**TEXT EXCERPT:**
Location
- Country: Australia
- State: Victoria
- Region: Australian Alps (IBRA), Victorian Alps
- LGA: Shire of Wellington

Physical characteristics
- Source: Moroka Range, Great Dividing Range
- • location: below Castle Hill
- • coordinates: 37°30′1″S 147°3′12″E﻿ / ﻿37.50028°S 147.05333°E
- • elevation: 1,230 m (4,040 ft)
- Mouth: confluence with the Moroka River
- • location: Alpine National Park
- • coordinates: 37°27′45″S 146°59′21″E﻿ / ﻿37.46250°S 146.98917°E
- • elevation: 991 m (3,251 ft)
- Length: 10 km (6.2 mi)

Basin features
- River system: Mitchell River catchment
- National park: Alpine NP

= Little River (Moroka River, Victoria) =

River in Victoria, Australia

The Little River is a perennial river of the Mitchell River catchment, in the Alpine region of the Australian state of Victoria.

**WORK ORDER 1:** Can you reproduce the Little River text, starting at "- Mouth: confluence" and ending at "m (3,251 ft)", word for word?
**WORK ORDER 2:** Could you carry on the Little River text from the point where it stops?

**GIVEN ENTRIES:**
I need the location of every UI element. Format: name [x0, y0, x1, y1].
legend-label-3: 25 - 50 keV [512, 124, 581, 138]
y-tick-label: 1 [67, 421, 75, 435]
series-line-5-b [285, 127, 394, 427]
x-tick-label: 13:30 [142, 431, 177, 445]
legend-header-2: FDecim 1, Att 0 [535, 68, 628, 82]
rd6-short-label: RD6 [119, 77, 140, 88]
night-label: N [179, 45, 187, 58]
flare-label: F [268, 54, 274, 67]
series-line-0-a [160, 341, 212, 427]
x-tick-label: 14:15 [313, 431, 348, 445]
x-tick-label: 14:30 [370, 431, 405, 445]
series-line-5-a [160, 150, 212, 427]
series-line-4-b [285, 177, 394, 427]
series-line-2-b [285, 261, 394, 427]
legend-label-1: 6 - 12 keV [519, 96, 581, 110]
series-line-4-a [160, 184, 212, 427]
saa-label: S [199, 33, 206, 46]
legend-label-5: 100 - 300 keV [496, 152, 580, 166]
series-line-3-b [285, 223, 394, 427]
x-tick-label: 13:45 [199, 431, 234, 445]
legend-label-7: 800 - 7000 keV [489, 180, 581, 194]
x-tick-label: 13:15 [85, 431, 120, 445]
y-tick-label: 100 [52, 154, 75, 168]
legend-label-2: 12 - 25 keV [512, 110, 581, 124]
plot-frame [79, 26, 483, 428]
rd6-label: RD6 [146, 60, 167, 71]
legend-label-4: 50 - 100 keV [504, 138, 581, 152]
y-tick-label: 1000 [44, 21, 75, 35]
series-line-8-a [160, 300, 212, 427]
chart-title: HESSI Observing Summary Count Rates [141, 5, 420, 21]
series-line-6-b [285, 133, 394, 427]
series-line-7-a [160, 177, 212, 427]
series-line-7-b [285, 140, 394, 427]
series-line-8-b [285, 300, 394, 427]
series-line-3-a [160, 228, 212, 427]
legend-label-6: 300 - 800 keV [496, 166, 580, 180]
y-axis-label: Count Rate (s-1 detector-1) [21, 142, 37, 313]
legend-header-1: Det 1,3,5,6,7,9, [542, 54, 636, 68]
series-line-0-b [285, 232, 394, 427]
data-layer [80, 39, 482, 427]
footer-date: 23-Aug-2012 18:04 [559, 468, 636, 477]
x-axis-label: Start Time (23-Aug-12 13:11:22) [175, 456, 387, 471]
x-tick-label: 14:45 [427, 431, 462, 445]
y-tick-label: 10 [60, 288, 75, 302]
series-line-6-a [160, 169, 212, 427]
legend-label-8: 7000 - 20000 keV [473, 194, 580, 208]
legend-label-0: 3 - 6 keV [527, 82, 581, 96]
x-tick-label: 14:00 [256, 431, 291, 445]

**RESPONSE AREA 1:**
- Mouth: confluence with the Moroka River
- • location: Alpine National Park
- • coordinates: 37°27′45″S 146°59′21″E﻿ / ﻿37.46250°S 146.98917°E
- • elevation: 991 m (3,251 ft)

**RESPONSE AREA 2:**
==Location and features==
The Little River rises below Castle Hill, part of the Moroka Range within the Great Dividing Range, north of Avon Wilderness Park and flows generally northwest, before reaching its confluence with the Moroka River in remote country south of the Moroka Gorge within the Alpine National Park in the Shire of Wellington. The river descends 239 m over its 10 km course.